Dataset entries
● ● ● ●

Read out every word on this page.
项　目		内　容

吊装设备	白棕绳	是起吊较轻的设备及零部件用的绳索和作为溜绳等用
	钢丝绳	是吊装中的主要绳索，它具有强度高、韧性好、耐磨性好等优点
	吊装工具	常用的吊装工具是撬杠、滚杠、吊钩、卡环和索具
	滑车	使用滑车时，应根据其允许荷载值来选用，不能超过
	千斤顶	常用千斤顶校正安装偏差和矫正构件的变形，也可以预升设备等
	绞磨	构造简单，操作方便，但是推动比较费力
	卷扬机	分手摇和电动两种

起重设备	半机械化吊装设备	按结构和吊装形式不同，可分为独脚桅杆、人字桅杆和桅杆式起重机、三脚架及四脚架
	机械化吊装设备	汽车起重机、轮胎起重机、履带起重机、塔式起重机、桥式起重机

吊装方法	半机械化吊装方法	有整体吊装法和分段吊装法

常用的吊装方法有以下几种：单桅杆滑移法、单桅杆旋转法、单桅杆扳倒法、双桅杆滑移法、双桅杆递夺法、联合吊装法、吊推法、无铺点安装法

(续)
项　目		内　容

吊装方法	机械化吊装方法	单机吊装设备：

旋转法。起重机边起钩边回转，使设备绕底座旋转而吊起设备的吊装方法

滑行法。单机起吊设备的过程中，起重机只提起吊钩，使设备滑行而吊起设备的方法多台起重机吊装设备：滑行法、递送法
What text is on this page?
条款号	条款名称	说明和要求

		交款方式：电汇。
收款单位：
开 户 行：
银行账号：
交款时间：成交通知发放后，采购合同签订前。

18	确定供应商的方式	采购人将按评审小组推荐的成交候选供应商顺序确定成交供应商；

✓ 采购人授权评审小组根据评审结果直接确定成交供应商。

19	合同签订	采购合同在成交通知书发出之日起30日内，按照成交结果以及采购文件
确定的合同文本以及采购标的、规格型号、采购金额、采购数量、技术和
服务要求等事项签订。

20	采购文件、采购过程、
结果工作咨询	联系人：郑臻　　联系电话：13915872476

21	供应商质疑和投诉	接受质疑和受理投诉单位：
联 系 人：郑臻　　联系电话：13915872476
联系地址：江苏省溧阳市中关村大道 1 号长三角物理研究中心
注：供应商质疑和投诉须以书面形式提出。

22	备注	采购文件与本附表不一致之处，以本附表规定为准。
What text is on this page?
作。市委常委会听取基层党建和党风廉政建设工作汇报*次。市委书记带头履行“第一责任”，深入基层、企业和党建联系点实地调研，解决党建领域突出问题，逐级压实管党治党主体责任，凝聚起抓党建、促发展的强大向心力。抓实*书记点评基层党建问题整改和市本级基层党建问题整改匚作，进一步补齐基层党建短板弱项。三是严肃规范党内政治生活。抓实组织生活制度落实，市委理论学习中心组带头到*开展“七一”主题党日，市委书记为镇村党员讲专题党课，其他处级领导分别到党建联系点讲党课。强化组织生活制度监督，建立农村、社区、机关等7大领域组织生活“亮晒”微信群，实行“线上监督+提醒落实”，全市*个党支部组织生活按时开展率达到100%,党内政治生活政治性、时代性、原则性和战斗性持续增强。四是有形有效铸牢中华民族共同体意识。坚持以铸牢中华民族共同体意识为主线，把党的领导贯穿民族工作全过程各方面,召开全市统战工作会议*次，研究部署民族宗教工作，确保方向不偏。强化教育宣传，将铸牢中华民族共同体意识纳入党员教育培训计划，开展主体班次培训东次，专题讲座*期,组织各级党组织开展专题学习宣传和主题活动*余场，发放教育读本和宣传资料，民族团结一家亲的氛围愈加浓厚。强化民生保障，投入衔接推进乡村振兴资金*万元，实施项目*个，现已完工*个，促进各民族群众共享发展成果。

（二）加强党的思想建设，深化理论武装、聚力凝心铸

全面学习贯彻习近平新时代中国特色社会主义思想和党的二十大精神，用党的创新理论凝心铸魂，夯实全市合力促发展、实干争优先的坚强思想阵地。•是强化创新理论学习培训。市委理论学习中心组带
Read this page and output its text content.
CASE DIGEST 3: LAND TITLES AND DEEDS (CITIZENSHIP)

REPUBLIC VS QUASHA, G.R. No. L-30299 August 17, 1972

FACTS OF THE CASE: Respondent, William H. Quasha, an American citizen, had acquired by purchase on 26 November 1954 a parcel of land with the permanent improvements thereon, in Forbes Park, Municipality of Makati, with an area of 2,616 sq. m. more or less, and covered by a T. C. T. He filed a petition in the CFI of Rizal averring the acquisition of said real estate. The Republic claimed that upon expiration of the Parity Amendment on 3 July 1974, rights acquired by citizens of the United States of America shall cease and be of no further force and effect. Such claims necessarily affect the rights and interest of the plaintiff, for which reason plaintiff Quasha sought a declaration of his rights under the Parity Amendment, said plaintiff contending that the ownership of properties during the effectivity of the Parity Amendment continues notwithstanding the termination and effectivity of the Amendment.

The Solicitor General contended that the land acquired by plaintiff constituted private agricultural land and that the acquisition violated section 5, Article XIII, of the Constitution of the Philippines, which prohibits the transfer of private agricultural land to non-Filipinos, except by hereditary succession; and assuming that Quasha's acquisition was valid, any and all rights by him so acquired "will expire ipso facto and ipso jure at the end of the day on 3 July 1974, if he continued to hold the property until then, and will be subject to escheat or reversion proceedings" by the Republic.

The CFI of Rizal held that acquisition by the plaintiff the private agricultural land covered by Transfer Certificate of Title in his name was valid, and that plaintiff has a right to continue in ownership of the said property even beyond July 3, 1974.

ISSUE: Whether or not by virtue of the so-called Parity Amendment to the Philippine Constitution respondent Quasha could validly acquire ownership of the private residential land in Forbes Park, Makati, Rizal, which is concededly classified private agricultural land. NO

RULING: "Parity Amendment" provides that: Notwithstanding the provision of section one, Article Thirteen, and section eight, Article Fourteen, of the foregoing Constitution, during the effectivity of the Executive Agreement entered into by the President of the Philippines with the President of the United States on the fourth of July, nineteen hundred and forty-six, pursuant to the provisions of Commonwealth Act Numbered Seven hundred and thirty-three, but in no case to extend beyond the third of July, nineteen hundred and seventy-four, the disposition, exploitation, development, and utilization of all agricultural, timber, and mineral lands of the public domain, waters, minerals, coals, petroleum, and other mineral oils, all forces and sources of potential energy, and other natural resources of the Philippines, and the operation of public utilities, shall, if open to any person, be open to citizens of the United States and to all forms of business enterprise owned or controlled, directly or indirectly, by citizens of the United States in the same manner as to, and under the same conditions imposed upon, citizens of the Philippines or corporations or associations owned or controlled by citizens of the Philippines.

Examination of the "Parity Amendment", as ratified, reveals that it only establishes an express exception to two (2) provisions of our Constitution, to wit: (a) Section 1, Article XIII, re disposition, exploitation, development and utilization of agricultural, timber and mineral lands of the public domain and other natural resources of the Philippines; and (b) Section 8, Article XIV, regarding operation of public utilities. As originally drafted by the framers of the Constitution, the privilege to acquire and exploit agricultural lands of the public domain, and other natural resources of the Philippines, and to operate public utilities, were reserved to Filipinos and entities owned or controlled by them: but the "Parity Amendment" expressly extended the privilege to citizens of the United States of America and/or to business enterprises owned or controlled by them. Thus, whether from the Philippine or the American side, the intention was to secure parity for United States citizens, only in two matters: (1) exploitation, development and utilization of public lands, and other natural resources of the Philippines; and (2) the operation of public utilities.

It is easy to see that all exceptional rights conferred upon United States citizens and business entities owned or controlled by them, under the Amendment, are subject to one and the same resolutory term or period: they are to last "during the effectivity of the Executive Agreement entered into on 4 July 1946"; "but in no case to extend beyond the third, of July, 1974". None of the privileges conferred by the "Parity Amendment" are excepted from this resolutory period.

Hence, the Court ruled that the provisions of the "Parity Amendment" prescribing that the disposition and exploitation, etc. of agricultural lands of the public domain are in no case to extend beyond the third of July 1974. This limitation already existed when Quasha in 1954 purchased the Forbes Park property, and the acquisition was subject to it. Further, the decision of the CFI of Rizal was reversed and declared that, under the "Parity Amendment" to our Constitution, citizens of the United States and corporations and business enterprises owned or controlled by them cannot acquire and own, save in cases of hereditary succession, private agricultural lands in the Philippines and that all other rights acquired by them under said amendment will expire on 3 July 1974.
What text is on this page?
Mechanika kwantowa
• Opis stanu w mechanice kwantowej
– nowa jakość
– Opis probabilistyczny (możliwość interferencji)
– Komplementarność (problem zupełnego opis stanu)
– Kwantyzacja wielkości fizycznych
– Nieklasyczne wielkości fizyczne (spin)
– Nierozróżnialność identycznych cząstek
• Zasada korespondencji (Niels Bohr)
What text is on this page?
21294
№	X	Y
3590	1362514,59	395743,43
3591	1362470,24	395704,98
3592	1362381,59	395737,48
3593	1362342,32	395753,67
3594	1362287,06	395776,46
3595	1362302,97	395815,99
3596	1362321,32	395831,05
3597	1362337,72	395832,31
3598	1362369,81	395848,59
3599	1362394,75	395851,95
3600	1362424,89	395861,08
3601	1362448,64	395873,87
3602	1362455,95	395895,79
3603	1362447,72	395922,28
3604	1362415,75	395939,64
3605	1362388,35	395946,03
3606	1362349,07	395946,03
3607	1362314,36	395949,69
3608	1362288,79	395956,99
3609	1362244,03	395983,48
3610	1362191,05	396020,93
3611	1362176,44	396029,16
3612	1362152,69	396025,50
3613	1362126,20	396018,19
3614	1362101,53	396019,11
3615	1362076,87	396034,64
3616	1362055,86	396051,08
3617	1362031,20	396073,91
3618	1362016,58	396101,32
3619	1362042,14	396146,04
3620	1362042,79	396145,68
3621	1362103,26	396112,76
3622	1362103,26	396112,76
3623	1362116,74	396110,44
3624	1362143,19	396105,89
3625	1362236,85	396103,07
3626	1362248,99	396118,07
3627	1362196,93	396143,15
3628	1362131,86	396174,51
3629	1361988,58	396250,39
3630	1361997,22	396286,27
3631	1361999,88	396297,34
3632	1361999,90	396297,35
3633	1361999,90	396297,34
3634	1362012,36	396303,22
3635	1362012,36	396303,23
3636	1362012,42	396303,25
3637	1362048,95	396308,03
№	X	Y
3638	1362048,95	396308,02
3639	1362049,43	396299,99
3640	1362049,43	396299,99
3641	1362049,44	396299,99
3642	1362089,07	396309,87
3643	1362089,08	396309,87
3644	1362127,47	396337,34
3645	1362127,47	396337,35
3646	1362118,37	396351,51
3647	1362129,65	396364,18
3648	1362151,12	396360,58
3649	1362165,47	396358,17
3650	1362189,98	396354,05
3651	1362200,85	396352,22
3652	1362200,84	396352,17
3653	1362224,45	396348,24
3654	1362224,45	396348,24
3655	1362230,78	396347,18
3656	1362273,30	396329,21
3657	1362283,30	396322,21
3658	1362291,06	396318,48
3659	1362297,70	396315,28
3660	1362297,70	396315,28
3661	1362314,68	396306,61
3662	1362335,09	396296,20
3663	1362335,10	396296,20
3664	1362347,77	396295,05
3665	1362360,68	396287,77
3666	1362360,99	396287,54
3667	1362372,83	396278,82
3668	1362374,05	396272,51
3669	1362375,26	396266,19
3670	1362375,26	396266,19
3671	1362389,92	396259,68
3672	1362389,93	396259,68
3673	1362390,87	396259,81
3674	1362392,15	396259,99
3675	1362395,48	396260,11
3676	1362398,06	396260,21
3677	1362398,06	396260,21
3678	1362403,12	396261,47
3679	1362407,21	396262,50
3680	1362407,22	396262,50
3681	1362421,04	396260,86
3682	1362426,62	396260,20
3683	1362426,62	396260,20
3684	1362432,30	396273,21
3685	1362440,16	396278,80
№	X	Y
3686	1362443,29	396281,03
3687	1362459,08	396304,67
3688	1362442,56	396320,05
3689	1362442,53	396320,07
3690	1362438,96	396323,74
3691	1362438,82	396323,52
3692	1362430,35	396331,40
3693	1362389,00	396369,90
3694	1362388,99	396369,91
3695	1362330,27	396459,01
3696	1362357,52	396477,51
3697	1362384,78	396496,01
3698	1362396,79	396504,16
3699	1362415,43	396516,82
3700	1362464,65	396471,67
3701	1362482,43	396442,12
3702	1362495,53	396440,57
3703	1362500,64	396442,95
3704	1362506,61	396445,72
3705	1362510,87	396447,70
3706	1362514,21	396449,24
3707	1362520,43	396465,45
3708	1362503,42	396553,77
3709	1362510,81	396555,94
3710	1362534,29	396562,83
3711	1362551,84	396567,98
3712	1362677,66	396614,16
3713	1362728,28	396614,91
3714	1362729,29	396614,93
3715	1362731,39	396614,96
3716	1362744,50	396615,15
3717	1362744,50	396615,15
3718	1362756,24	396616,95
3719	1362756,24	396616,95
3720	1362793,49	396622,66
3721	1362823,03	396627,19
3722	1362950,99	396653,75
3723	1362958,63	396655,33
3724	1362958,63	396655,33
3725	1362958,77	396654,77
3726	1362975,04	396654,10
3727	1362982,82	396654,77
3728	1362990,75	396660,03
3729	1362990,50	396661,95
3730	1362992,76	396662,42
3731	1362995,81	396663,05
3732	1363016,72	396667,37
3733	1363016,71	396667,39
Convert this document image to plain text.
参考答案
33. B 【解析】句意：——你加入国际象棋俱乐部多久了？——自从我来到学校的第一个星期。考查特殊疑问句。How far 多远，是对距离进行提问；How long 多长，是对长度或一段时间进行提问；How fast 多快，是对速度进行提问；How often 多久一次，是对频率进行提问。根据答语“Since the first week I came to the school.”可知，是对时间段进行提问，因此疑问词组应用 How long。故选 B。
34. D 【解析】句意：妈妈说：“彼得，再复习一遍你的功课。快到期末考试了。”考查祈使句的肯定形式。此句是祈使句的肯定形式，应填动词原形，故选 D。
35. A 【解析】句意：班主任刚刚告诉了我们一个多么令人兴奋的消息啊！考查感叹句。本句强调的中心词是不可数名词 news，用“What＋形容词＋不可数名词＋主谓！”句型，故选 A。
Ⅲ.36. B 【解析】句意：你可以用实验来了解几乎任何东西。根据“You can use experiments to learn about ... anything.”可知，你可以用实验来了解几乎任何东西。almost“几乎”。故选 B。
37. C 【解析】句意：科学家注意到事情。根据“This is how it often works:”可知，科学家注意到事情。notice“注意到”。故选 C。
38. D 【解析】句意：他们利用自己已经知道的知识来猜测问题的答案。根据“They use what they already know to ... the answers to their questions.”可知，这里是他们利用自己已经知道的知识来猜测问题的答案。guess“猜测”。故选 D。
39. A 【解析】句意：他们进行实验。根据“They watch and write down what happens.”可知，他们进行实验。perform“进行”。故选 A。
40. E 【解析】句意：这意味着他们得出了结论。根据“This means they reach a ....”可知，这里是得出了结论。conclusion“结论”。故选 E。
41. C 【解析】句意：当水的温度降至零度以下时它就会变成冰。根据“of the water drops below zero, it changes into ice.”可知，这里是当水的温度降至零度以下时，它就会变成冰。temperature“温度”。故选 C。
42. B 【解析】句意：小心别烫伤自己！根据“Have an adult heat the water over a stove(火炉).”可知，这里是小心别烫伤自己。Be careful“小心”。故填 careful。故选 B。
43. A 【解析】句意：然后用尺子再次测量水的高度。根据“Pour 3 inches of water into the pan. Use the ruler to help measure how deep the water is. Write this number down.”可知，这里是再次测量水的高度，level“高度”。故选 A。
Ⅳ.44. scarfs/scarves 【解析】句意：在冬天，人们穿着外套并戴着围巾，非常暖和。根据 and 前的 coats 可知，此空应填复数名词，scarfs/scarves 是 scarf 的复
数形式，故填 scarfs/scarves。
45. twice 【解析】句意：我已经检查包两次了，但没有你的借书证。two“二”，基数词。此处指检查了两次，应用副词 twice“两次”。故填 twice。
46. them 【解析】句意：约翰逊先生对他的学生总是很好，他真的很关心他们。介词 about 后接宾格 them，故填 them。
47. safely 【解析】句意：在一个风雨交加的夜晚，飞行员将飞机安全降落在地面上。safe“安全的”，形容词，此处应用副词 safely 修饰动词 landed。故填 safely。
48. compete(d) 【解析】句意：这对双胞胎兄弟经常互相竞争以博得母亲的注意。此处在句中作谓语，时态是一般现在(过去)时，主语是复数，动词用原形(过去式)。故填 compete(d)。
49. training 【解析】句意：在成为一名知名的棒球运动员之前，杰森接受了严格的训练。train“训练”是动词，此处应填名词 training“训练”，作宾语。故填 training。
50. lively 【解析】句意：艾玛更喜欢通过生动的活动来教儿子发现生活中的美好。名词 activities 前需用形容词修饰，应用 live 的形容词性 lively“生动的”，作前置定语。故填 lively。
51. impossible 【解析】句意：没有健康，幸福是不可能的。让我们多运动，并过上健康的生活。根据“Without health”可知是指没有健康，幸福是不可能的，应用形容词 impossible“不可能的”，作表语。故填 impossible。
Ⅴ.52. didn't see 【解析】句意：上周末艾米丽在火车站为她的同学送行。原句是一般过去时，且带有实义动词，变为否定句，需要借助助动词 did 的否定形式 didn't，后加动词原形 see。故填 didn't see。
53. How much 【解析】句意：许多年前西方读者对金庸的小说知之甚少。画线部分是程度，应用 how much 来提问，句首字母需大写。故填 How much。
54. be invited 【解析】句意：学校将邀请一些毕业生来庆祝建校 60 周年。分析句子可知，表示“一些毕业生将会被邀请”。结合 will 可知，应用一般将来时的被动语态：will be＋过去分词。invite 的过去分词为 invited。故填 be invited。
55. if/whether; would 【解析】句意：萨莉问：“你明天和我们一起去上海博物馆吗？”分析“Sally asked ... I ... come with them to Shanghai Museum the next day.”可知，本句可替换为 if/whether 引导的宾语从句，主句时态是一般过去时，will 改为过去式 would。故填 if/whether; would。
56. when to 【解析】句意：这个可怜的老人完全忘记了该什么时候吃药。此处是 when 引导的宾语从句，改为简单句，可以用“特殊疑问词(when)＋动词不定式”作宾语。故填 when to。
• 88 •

● ● ● ●

The request: The records are above. How many lines in them contain the word "often"? Give the number alone.

Written solution: 2